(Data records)
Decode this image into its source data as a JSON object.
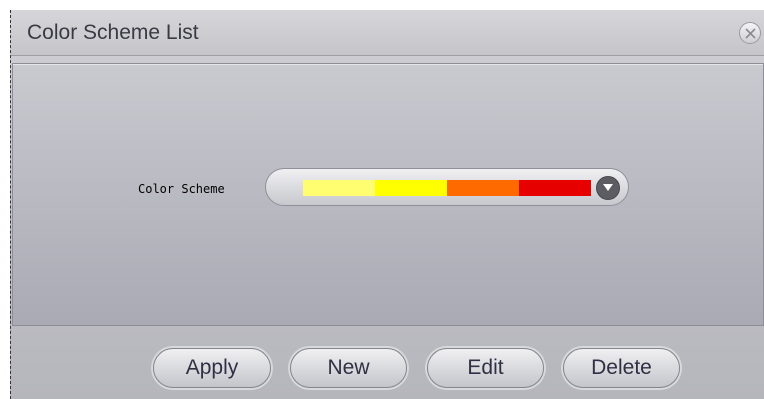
{
  "window": {
    "title": "Color Scheme List"
  },
  "form": {
    "color_scheme_label": "Color Scheme",
    "color_scheme_swatches": [
      "#fefe70",
      "#ffff00",
      "#ff6a00",
      "#e60000"
    ]
  },
  "buttons": {
    "apply": "Apply",
    "new": "New",
    "edit": "Edit",
    "delete": "Delete"
  },
  "icons": {
    "close": "close-icon",
    "dropdown": "chevron-down-icon"
  }
}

[Written request] Print each line of the material above exactly, with the pictures removed from your copy.

[Written solution]
Decode this image into its source data as a JSON object.
{
  "window": {
    "title": "Color Scheme List"
  },
  "form": {
    "color_scheme_label": "Color Scheme",
    "color_scheme_swatches": [
      "#fefe70",
      "#ffff00",
      "#ff6a00",
      "#e60000"
    ]
  },
  "buttons": {
    "apply": "Apply",
    "new": "New",
    "edit": "Edit",
    "delete": "Delete"
  },
  "icons": {
    "close": "close-icon",
    "dropdown": "chevron-down-icon"
  }
}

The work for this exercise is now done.